Problem description:
Write the next part of the passage on Quality Improvement in healthcare, starting after its final sentence.

Excerpted passage:
We talk about change and the journey of change so frequently in healthcare that it has actually ground us to a great big halt. Yet, in recent weeks we have had to change despite all odds and adapt to a completely new way of working in and out of healthcare. What does this mean for us, and for healthcare?
Quality Improvement is steadily becoming the ‘go-to’ science that is believed will aid us in improving and developing healthcare service delivery and implementation, to help us sustain and transform the future.
As an improvement scientist and having had the privilege of studying this wonderful subject, I understand the magic and opportunity it can bring. However, what has been and continues to be my worry, is how we bring this to the people, and by the people, I mean our colleagues, co-workers, teams and their leaders.
QI talks about the translational gap between academia, science and practice and the belief that QI can help lessen this gap. This is absolutely true, it can…..but unless we want to fall into our own translational gap, we must apply the same theory….how do we get QI knowledge and practical skills more broadly and widely available and ‘taught’ to frontline staff and teams? If we don’t then we will miss QI’s true and wonderful ability to see healthcare through a different lens. QI cannot be just an academic perspective and it cannot be an elitist set of skills that marginalise key operational staff. We have to use it as it was intended, in practice.

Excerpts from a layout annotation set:
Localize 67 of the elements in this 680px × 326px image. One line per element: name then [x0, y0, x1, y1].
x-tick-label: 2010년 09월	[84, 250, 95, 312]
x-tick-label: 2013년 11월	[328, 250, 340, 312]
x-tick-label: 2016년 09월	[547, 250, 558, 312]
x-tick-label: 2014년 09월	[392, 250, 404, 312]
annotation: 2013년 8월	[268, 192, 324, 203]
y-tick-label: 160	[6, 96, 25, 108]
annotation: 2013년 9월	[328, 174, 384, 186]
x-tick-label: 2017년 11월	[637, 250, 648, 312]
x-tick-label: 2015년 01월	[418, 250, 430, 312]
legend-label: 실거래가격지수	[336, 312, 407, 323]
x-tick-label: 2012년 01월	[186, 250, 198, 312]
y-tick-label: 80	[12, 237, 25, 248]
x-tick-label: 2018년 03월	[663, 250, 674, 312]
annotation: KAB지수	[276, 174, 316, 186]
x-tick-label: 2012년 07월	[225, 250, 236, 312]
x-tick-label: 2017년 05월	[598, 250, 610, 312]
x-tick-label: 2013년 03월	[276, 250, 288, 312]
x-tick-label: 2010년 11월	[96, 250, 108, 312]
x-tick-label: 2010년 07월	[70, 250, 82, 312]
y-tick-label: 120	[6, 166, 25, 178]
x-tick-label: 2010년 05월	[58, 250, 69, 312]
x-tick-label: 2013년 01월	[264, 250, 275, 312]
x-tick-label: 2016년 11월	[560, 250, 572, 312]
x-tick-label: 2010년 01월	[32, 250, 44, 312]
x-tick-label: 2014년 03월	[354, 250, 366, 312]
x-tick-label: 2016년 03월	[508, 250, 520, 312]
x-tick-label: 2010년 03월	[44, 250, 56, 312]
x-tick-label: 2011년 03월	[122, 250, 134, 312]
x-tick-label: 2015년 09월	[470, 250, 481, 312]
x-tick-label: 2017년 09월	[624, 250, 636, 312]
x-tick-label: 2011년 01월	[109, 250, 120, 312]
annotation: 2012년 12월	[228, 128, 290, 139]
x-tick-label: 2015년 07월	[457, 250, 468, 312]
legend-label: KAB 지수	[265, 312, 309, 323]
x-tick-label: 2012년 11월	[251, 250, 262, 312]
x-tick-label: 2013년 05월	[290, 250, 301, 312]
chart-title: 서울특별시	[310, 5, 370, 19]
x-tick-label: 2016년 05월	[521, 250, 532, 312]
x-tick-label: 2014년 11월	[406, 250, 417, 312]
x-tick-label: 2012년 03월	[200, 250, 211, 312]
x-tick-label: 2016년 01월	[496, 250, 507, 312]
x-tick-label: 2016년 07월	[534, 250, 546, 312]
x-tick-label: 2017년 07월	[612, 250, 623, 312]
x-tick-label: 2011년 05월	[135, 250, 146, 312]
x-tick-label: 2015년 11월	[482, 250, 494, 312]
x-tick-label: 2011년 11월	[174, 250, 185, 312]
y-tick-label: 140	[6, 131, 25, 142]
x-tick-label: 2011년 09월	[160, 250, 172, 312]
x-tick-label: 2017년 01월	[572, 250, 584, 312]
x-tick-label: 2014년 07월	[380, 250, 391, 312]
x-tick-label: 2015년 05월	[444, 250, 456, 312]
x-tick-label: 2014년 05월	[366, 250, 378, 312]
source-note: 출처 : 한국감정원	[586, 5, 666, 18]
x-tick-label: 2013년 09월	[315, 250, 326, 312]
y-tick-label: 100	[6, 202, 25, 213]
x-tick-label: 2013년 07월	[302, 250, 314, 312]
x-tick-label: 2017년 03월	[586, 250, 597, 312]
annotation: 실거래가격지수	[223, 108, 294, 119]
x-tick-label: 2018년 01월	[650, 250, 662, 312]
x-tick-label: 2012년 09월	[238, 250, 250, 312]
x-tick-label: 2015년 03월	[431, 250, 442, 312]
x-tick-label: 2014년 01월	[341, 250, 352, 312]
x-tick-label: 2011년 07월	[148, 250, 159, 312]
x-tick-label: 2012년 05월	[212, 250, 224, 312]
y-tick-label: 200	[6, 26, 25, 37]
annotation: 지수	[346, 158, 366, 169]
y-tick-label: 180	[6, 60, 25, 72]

Reply to the exercise:
It is my absolute belief that we have to take this to the people and the people we serve to co-produce and create a service and system that not only meets the needs of the people, but supports an environment where our staff feel empowered, listened to, and have some control over the care they deliver. It doesn’t have to be complicated, and it doesn’t have to be time greedy, and absolutely anyone can use it.
Agreed, QI alone will not tackle all health and care delivery challenges, we face but it should, in my opinion, be an integral component of all our ‘toolkits’ now more than ever to lead, transform and sustain our much-loved health and social care service.
By Laura Marshall, published 14th April 2020.